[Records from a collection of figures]
══════
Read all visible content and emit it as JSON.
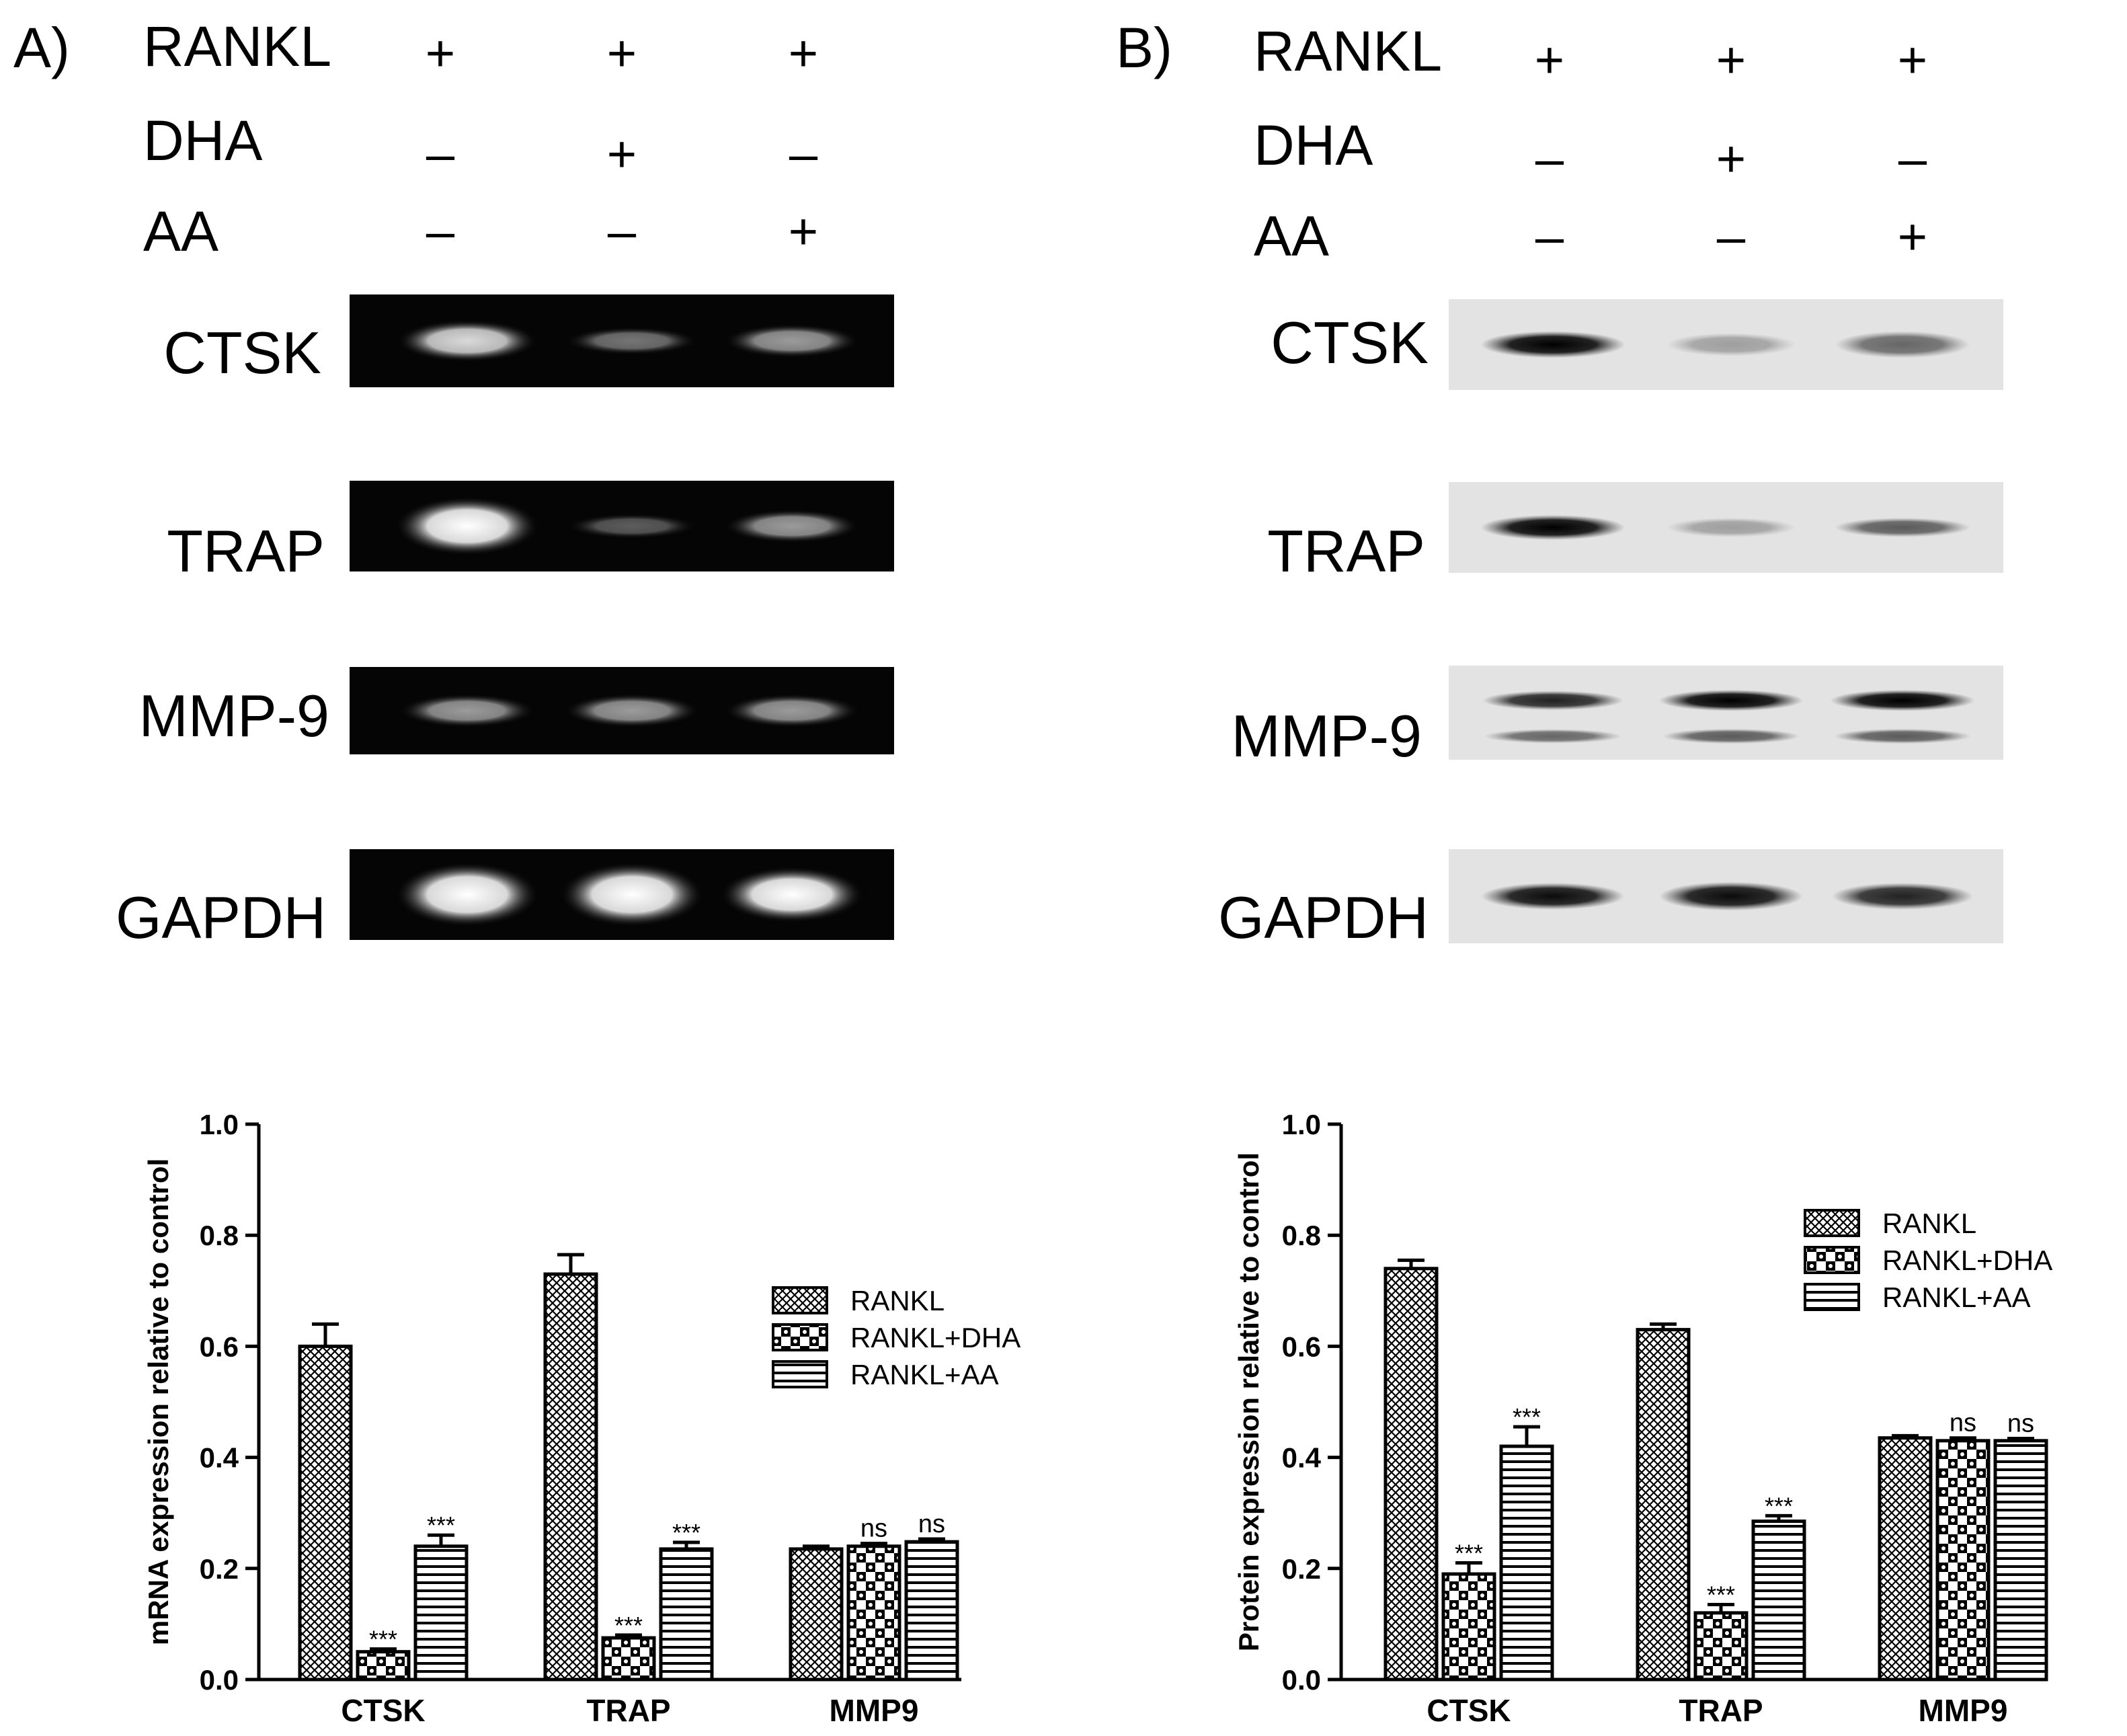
{
  "panel_a": {
    "label": "A)",
    "treatments": [
      {
        "name": "RANKL",
        "signs": [
          "+",
          "+",
          "+"
        ]
      },
      {
        "name": "DHA",
        "signs": [
          "–",
          "+",
          "–"
        ]
      },
      {
        "name": "AA",
        "signs": [
          "–",
          "–",
          "+"
        ]
      }
    ],
    "blots": [
      {
        "name": "CTSK",
        "style": "dark",
        "bands": [
          [
            0.85,
            0.6
          ],
          [
            0.45,
            0.35
          ],
          [
            0.6,
            0.45
          ]
        ]
      },
      {
        "name": "TRAP",
        "style": "dark",
        "bands": [
          [
            1.0,
            0.9
          ],
          [
            0.35,
            0.3
          ],
          [
            0.6,
            0.45
          ]
        ]
      },
      {
        "name": "MMP-9",
        "style": "dark",
        "bands": [
          [
            0.6,
            0.45
          ],
          [
            0.6,
            0.45
          ],
          [
            0.6,
            0.45
          ]
        ]
      },
      {
        "name": "GAPDH",
        "style": "dark",
        "bands": [
          [
            1.0,
            1.0
          ],
          [
            1.0,
            1.0
          ],
          [
            1.0,
            0.85
          ]
        ]
      }
    ]
  },
  "panel_b": {
    "label": "B)",
    "treatments": [
      {
        "name": "RANKL",
        "signs": [
          "+",
          "+",
          "+"
        ]
      },
      {
        "name": "DHA",
        "signs": [
          "–",
          "+",
          "–"
        ]
      },
      {
        "name": "AA",
        "signs": [
          "–",
          "–",
          "+"
        ]
      }
    ],
    "blots": [
      {
        "name": "CTSK",
        "style": "light",
        "bands": [
          [
            1.0,
            0.5
          ],
          [
            0.3,
            0.4
          ],
          [
            0.55,
            0.5
          ]
        ]
      },
      {
        "name": "TRAP",
        "style": "light",
        "bands": [
          [
            1.0,
            0.45
          ],
          [
            0.3,
            0.3
          ],
          [
            0.6,
            0.3
          ]
        ]
      },
      {
        "name": "MMP-9",
        "style": "light",
        "bands": [
          [
            0.85,
            0.3
          ],
          [
            1.0,
            0.35
          ],
          [
            1.0,
            0.35
          ]
        ],
        "second_bands": [
          [
            0.55,
            0.2
          ],
          [
            0.6,
            0.22
          ],
          [
            0.6,
            0.22
          ]
        ]
      },
      {
        "name": "GAPDH",
        "style": "light",
        "bands": [
          [
            0.95,
            0.5
          ],
          [
            0.95,
            0.55
          ],
          [
            0.85,
            0.5
          ]
        ]
      }
    ]
  },
  "colors": {
    "bar_stroke": "#000000",
    "pattern_fill": "#000000",
    "background": "#ffffff"
  },
  "chart_data": [
    {
      "type": "bar",
      "title": "",
      "xlabel": "",
      "ylabel": "mRNA expression relative to control",
      "ylim": [
        0,
        1.0
      ],
      "yticks": [
        "0.0",
        "0.2",
        "0.4",
        "0.6",
        "0.8",
        "1.0"
      ],
      "categories": [
        "CTSK",
        "TRAP",
        "MMP9"
      ],
      "legend_position": "right",
      "series": [
        {
          "name": "RANKL",
          "pattern": "grid",
          "values": [
            0.6,
            0.73,
            0.235
          ],
          "errors": [
            0.04,
            0.035,
            0.005
          ],
          "annotations": [
            "",
            "",
            ""
          ]
        },
        {
          "name": "RANKL+DHA",
          "pattern": "checker",
          "values": [
            0.05,
            0.075,
            0.24
          ],
          "errors": [
            0.005,
            0.005,
            0.005
          ],
          "annotations": [
            "***",
            "***",
            "ns"
          ]
        },
        {
          "name": "RANKL+AA",
          "pattern": "hlines",
          "values": [
            0.24,
            0.235,
            0.248
          ],
          "errors": [
            0.02,
            0.012,
            0.005
          ],
          "annotations": [
            "***",
            "***",
            "ns"
          ]
        }
      ]
    },
    {
      "type": "bar",
      "title": "",
      "xlabel": "",
      "ylabel": "Protein expression relative to control",
      "ylim": [
        0,
        1.0
      ],
      "yticks": [
        "0.0",
        "0.2",
        "0.4",
        "0.6",
        "0.8",
        "1.0"
      ],
      "categories": [
        "CTSK",
        "TRAP",
        "MMP9"
      ],
      "legend_position": "top-right",
      "series": [
        {
          "name": "RANKL",
          "pattern": "grid",
          "values": [
            0.74,
            0.63,
            0.435
          ],
          "errors": [
            0.015,
            0.01,
            0.004
          ],
          "annotations": [
            "",
            "",
            ""
          ]
        },
        {
          "name": "RANKL+DHA",
          "pattern": "checker",
          "values": [
            0.19,
            0.12,
            0.43
          ],
          "errors": [
            0.02,
            0.015,
            0.005
          ],
          "annotations": [
            "***",
            "***",
            "ns"
          ]
        },
        {
          "name": "RANKL+AA",
          "pattern": "hlines",
          "values": [
            0.42,
            0.285,
            0.43
          ],
          "errors": [
            0.035,
            0.01,
            0.004
          ],
          "annotations": [
            "***",
            "***",
            "ns"
          ]
        }
      ]
    }
  ]
}
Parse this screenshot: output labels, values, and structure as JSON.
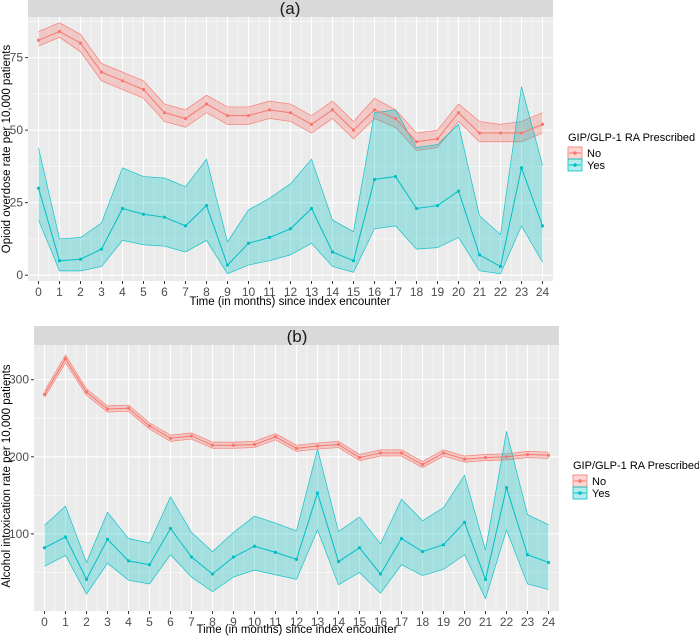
{
  "chart_data": [
    {
      "type": "line",
      "panel_label": "(a)",
      "xlabel": "Time (in months) since index encounter",
      "ylabel": "Opioid overdose rate per 10,000 patients",
      "x": [
        0,
        1,
        2,
        3,
        4,
        5,
        6,
        7,
        8,
        9,
        10,
        11,
        12,
        13,
        14,
        15,
        16,
        17,
        18,
        19,
        20,
        21,
        22,
        23,
        24
      ],
      "xlim": [
        -0.5,
        24.5
      ],
      "ylim": [
        -2,
        89
      ],
      "y_ticks": [
        0,
        25,
        50,
        75
      ],
      "grid": true,
      "legend": {
        "title": "GIP/GLP-1 RA Prescribed",
        "position": "right",
        "entries": [
          "No",
          "Yes"
        ]
      },
      "series": [
        {
          "name": "No",
          "color": "#F8766D",
          "values": [
            81,
            84,
            80,
            70,
            67,
            64,
            56,
            54,
            59,
            55,
            55,
            57,
            56,
            52,
            57,
            50,
            57,
            54,
            46,
            47,
            56,
            49,
            49,
            49,
            52
          ],
          "lower": [
            79,
            82,
            77,
            67,
            64,
            61,
            53,
            51,
            56,
            52,
            52,
            54,
            53,
            49,
            54,
            47,
            54,
            51,
            43,
            44,
            53,
            46,
            46,
            46,
            49
          ],
          "upper": [
            84,
            87,
            83,
            73,
            70,
            67,
            59,
            57,
            62,
            58,
            58,
            60,
            59,
            55,
            60,
            53,
            61,
            57,
            49,
            50,
            59,
            53,
            52,
            53,
            56
          ]
        },
        {
          "name": "Yes",
          "color": "#00BFC4",
          "values": [
            30,
            5,
            5.5,
            9,
            23,
            21,
            20,
            17,
            24,
            3.5,
            11,
            13,
            16,
            23,
            8,
            5,
            33,
            34,
            23,
            24,
            29,
            7,
            3,
            37,
            17
          ],
          "lower": [
            19,
            1.5,
            1.5,
            3,
            12,
            10.5,
            10,
            8,
            12,
            0.5,
            3.5,
            5,
            7,
            11,
            3,
            1,
            16,
            17,
            9,
            9.5,
            13,
            1.5,
            0.5,
            17,
            4.5
          ],
          "upper": [
            44,
            12.5,
            13,
            18,
            37,
            34,
            33.5,
            30.5,
            40,
            11.5,
            22.5,
            26.5,
            31.5,
            40,
            19,
            15,
            56,
            57,
            44,
            45,
            52,
            20.5,
            14,
            65,
            38
          ]
        }
      ]
    },
    {
      "type": "line",
      "panel_label": "(b)",
      "xlabel": "Time (in months) since index encounter",
      "ylabel": "Alcohol intoxication rate per 10,000 patients",
      "x": [
        0,
        1,
        2,
        3,
        4,
        5,
        6,
        7,
        8,
        9,
        10,
        11,
        12,
        13,
        14,
        15,
        16,
        17,
        18,
        19,
        20,
        21,
        22,
        23,
        24
      ],
      "xlim": [
        -0.5,
        24.5
      ],
      "ylim": [
        0,
        345
      ],
      "y_ticks": [
        100,
        200,
        300
      ],
      "grid": true,
      "legend": {
        "title": "GIP/GLP-1 RA Prescribed",
        "position": "right",
        "entries": [
          "No",
          "Yes"
        ]
      },
      "series": [
        {
          "name": "No",
          "color": "#F8766D",
          "values": [
            281,
            327,
            284,
            262,
            263,
            240,
            224,
            227,
            215,
            215,
            216,
            226,
            211,
            214,
            216,
            199,
            205,
            205,
            190,
            205,
            197,
            199,
            200,
            203,
            202
          ],
          "lower": [
            277,
            322,
            280,
            258,
            259,
            236,
            220,
            223,
            211,
            211,
            212,
            222,
            207,
            210,
            212,
            195,
            201,
            201,
            186,
            201,
            193,
            195,
            196,
            199,
            198
          ],
          "upper": [
            285,
            332,
            288,
            266,
            267,
            244,
            228,
            231,
            219,
            219,
            220,
            230,
            215,
            218,
            220,
            203,
            209,
            209,
            194,
            209,
            201,
            203,
            204,
            207,
            206
          ],
          "labels": [
            "",
            "",
            "",
            "",
            "",
            "",
            "",
            "",
            "",
            "",
            "",
            "",
            "",
            "",
            "",
            "",
            "",
            "",
            "",
            "",
            "",
            "",
            "",
            "",
            ""
          ]
        },
        {
          "name": "Yes",
          "color": "#00BFC4",
          "values": [
            82,
            96,
            41,
            93,
            65,
            60,
            107,
            70,
            48,
            70,
            84,
            76,
            67,
            153,
            64,
            82,
            48,
            94,
            77,
            86,
            115,
            41,
            160,
            73,
            63
          ],
          "lower": [
            58,
            72,
            22,
            62,
            40,
            35,
            73,
            44,
            25,
            44,
            53,
            47,
            41,
            105,
            34,
            50,
            23,
            60,
            46,
            54,
            73,
            16,
            105,
            35,
            28
          ],
          "upper": [
            111,
            136,
            63,
            128,
            94,
            88,
            148,
            102,
            77,
            102,
            123,
            114,
            104,
            210,
            103,
            122,
            87,
            145,
            117,
            134,
            176,
            79,
            233,
            125,
            112
          ]
        }
      ]
    }
  ]
}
══════
If a line in the data holds the string "relative", copy that line.

Solved problem:
      "ylabel": "mRNA expression relative to control",
      "ylabel": "Protein expression relative to control",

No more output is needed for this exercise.